(Collected data)
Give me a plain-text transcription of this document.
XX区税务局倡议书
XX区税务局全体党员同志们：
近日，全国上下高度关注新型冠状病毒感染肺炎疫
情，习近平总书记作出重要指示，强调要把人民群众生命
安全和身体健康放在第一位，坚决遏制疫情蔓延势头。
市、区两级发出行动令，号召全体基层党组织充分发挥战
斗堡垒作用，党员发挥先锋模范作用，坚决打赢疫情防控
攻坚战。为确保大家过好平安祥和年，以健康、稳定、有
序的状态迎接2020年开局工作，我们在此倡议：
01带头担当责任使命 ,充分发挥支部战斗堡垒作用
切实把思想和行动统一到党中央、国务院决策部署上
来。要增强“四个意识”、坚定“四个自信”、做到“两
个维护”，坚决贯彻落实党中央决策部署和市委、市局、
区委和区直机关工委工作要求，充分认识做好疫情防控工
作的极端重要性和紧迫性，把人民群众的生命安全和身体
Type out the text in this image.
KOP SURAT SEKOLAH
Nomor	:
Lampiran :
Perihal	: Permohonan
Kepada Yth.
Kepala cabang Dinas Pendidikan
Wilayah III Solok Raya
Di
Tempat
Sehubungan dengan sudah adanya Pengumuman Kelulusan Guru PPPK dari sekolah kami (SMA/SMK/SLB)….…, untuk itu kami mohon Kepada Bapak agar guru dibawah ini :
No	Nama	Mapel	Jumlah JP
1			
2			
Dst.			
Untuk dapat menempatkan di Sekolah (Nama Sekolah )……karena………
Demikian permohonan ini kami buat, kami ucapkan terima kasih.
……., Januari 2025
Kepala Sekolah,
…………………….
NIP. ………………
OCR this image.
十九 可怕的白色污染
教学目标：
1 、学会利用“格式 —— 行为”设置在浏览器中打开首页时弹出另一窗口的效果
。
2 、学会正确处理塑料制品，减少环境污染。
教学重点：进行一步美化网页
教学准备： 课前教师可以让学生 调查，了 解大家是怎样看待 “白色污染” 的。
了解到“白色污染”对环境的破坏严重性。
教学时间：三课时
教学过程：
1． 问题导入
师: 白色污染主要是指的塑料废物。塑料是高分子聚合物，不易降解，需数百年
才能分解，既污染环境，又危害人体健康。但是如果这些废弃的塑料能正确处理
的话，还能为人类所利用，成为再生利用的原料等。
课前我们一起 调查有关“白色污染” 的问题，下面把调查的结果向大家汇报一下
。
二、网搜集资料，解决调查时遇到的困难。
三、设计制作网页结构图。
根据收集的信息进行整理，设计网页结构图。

## PROBLEM DETAILS:
Output the listing above exactly as it appears.

## TASK SOLUTION:
Give me a plain-text transcription of this document.
XX区税务局倡议书
XX区税务局全体党员同志们：
近日，全国上下高度关注新型冠状病毒感染肺炎疫
情，习近平总书记作出重要指示，强调要把人民群众生命
安全和身体健康放在第一位，坚决遏制疫情蔓延势头。
市、区两级发出行动令，号召全体基层党组织充分发挥战
斗堡垒作用，党员发挥先锋模范作用，坚决打赢疫情防控
攻坚战。为确保大家过好平安祥和年，以健康、稳定、有
序的状态迎接2020年开局工作，我们在此倡议：
01带头担当责任使命 ,充分发挥支部战斗堡垒作用
切实把思想和行动统一到党中央、国务院决策部署上
来。要增强“四个意识”、坚定“四个自信”、做到“两
个维护”，坚决贯彻落实党中央决策部署和市委、市局、
区委和区直机关工委工作要求，充分认识做好疫情防控工
作的极端重要性和紧迫性，把人民群众的生命安全和身体
Type out the text in this image.
KOP SURAT SEKOLAH
Nomor	:
Lampiran :
Perihal	: Permohonan
Kepada Yth.
Kepala cabang Dinas Pendidikan
Wilayah III Solok Raya
Di
Tempat
Sehubungan dengan sudah adanya Pengumuman Kelulusan Guru PPPK dari sekolah kami (SMA/SMK/SLB)….…, untuk itu kami mohon Kepada Bapak agar guru dibawah ini :
No	Nama	Mapel	Jumlah JP
1			
2			
Dst.			
Untuk dapat menempatkan di Sekolah (Nama Sekolah )……karena………
Demikian permohonan ini kami buat, kami ucapkan terima kasih.
……., Januari 2025
Kepala Sekolah,
…………………….
NIP. ………………
OCR this image.
十九 可怕的白色污染
教学目标：
1 、学会利用“格式 —— 行为”设置在浏览器中打开首页时弹出另一窗口的效果
。
2 、学会正确处理塑料制品，减少环境污染。
教学重点：进行一步美化网页
教学准备： 课前教师可以让学生 调查，了 解大家是怎样看待 “白色污染” 的。
了解到“白色污染”对环境的破坏严重性。
教学时间：三课时
教学过程：
1． 问题导入
师: 白色污染主要是指的塑料废物。塑料是高分子聚合物，不易降解，需数百年
才能分解，既污染环境，又危害人体健康。但是如果这些废弃的塑料能正确处理
的话，还能为人类所利用，成为再生利用的原料等。
课前我们一起 调查有关“白色污染” 的问题，下面把调查的结果向大家汇报一下
。
二、网搜集资料，解决调查时遇到的困难。
三、设计制作网页结构图。
根据收集的信息进行整理，设计网页结构图。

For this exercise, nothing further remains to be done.